Task to complete
Check every line below for the word "subtitle" and copy each one that has it.

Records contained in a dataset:
########

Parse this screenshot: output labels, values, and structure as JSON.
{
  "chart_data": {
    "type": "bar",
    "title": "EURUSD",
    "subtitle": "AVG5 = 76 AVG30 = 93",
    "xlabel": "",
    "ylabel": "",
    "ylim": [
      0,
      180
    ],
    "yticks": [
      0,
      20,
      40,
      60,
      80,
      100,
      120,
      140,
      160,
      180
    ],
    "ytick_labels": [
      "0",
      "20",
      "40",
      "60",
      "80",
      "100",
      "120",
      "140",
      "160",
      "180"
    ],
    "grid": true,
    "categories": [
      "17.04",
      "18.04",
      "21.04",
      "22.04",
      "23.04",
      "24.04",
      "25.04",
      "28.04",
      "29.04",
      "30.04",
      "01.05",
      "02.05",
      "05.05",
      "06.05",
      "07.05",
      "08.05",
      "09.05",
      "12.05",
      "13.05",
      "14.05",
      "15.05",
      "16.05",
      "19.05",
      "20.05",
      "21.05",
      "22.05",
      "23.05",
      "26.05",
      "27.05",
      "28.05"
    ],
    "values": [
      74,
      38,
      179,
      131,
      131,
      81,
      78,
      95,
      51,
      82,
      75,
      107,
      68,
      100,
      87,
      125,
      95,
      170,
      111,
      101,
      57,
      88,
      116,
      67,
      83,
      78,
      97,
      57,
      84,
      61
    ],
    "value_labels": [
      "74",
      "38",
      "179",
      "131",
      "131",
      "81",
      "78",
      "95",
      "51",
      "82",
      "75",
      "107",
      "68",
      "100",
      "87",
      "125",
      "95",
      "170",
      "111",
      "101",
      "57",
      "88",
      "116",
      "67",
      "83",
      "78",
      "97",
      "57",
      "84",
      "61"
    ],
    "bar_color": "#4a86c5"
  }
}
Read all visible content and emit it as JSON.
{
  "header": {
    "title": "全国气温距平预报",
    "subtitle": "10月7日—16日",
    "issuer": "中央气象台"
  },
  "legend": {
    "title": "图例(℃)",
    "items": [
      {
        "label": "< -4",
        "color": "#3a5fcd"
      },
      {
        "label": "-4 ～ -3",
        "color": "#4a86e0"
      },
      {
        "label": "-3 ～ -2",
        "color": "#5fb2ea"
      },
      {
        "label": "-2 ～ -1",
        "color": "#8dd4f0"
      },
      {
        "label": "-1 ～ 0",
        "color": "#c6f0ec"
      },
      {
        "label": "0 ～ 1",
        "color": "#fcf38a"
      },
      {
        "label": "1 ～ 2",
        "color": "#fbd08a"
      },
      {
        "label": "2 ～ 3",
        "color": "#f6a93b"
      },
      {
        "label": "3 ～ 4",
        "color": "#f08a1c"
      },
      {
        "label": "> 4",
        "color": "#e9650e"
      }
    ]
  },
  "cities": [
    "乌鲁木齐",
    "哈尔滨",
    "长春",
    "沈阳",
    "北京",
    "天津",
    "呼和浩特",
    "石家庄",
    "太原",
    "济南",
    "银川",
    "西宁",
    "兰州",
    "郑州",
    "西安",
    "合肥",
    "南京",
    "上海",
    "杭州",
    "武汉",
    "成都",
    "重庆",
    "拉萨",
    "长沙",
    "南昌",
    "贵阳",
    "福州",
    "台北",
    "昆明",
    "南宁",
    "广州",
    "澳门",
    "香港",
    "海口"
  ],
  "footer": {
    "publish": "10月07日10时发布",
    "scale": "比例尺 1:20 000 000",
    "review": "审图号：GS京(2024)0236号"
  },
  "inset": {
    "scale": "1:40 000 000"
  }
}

########

Exercise answer
    "subtitle": "AVG5 = 76 AVG30 = 93",
    "subtitle": "10月7日—16日",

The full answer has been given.